══ Given entries
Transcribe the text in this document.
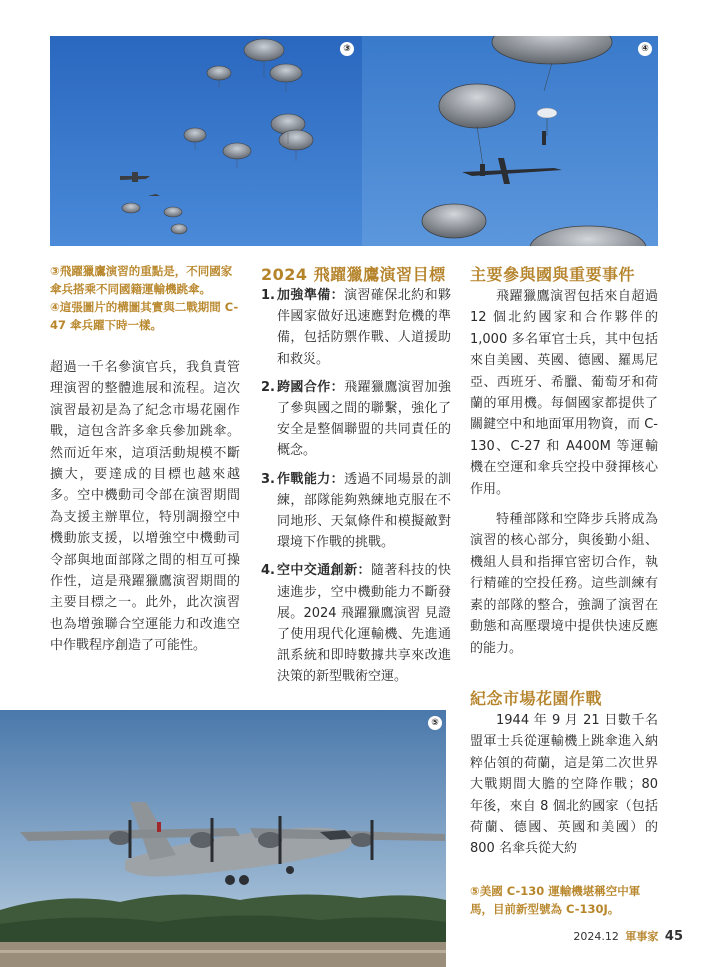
③	④
③飛躍獵鷹演習的重點是，不同國家傘兵搭乘不同國籍運輸機跳傘。
④這張圖片的構圖其實與二戰期間 C-47 傘兵躍下時一樣。

超過一千名參演官兵，我負責管理演習的整體進展和流程。這次演習最初是為了紀念市場花園作戰，這包含許多傘兵參加跳傘。然而近年來，這項活動規模不斷擴大，要達成的目標也越來越多。空中機動司令部在演習期間為支援主辦單位，特別調撥空中機動旅支援，以增強空中機動司令部與地面部隊之間的相互可操作性，這是飛躍獵鷹演習期間的主要目標之一。此外，此次演習也為增強聯合空運能力和改進空中作戰程序創造了可能性。

2024 飛躍獵鷹演習目標
1. 加強準備：演習確保北約和夥伴國家做好迅速應對危機的準備，包括防禦作戰、人道援助和救災。
2. 跨國合作：飛躍獵鷹演習加強了參與國之間的聯繫，強化了安全是整個聯盟的共同責任的概念。
3. 作戰能力：透過不同場景的訓練，部隊能夠熟練地克服在不同地形、天氣條件和模擬敵對環境下作戰的挑戰。
4. 空中交通創新：隨著科技的快速進步，空中機動能力不斷發展。2024 飛躍獵鷹演習 見證了使用現代化運輸機、先進通訊系統和即時數據共享來改進決策的新型戰術空運。
主要參與國與重要事件

飛躍獵鷹演習包括來自超過 12 個北約國家和合作夥伴的 1,000 多名軍官士兵，其中包括來自美國、英國、德國、羅馬尼亞、西班牙、希臘、葡萄牙和荷蘭的軍用機。每個國家都提供了關鍵空中和地面軍用物資，而 C-130、C-27 和 A400M 等運輸機在空運和傘兵空投中發揮核心作用。

特種部隊和空降步兵將成為演習的核心部分，與後勤小組、機組人員和指揮官密切合作，執行精確的空投任務。這些訓練有素的部隊的整合，強調了演習在動態和高壓環境中提供快速反應的能力。

紀念市場花園作戰

1944 年 9 月 21 日數千名盟軍士兵從運輸機上跳傘進入納粹佔領的荷蘭，這是第二次世界大戰期間大膽的空降作戰；80 年後，來自 8 個北約國家（包括荷蘭、德國、英國和美國）的 800 名傘兵從大約

⑤
⑤美國 C-130 運輸機堪稱空中軍馬，目前新型號為 C-130J。
2024.12 軍事家 45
════
*Aim of the exercise*:
Quote the preceding records in their entirety, excluding every picture.

*The completed task*:
Transcribe the text in this document.
③	④
③飛躍獵鷹演習的重點是，不同國家傘兵搭乘不同國籍運輸機跳傘。
④這張圖片的構圖其實與二戰期間 C-47 傘兵躍下時一樣。

超過一千名參演官兵，我負責管理演習的整體進展和流程。這次演習最初是為了紀念市場花園作戰，這包含許多傘兵參加跳傘。然而近年來，這項活動規模不斷擴大，要達成的目標也越來越多。空中機動司令部在演習期間為支援主辦單位，特別調撥空中機動旅支援，以增強空中機動司令部與地面部隊之間的相互可操作性，這是飛躍獵鷹演習期間的主要目標之一。此外，此次演習也為增強聯合空運能力和改進空中作戰程序創造了可能性。

2024 飛躍獵鷹演習目標
1. 加強準備：演習確保北約和夥伴國家做好迅速應對危機的準備，包括防禦作戰、人道援助和救災。
2. 跨國合作：飛躍獵鷹演習加強了參與國之間的聯繫，強化了安全是整個聯盟的共同責任的概念。
3. 作戰能力：透過不同場景的訓練，部隊能夠熟練地克服在不同地形、天氣條件和模擬敵對環境下作戰的挑戰。
4. 空中交通創新：隨著科技的快速進步，空中機動能力不斷發展。2024 飛躍獵鷹演習 見證了使用現代化運輸機、先進通訊系統和即時數據共享來改進決策的新型戰術空運。
主要參與國與重要事件

飛躍獵鷹演習包括來自超過 12 個北約國家和合作夥伴的 1,000 多名軍官士兵，其中包括來自美國、英國、德國、羅馬尼亞、西班牙、希臘、葡萄牙和荷蘭的軍用機。每個國家都提供了關鍵空中和地面軍用物資，而 C-130、C-27 和 A400M 等運輸機在空運和傘兵空投中發揮核心作用。

特種部隊和空降步兵將成為演習的核心部分，與後勤小組、機組人員和指揮官密切合作，執行精確的空投任務。這些訓練有素的部隊的整合，強調了演習在動態和高壓環境中提供快速反應的能力。

紀念市場花園作戰

1944 年 9 月 21 日數千名盟軍士兵從運輸機上跳傘進入納粹佔領的荷蘭，這是第二次世界大戰期間大膽的空降作戰；80 年後，來自 8 個北約國家（包括荷蘭、德國、英國和美國）的 800 名傘兵從大約

⑤
⑤美國 C-130 運輸機堪稱空中軍馬，目前新型號為 C-130J。
2024.12 軍事家 45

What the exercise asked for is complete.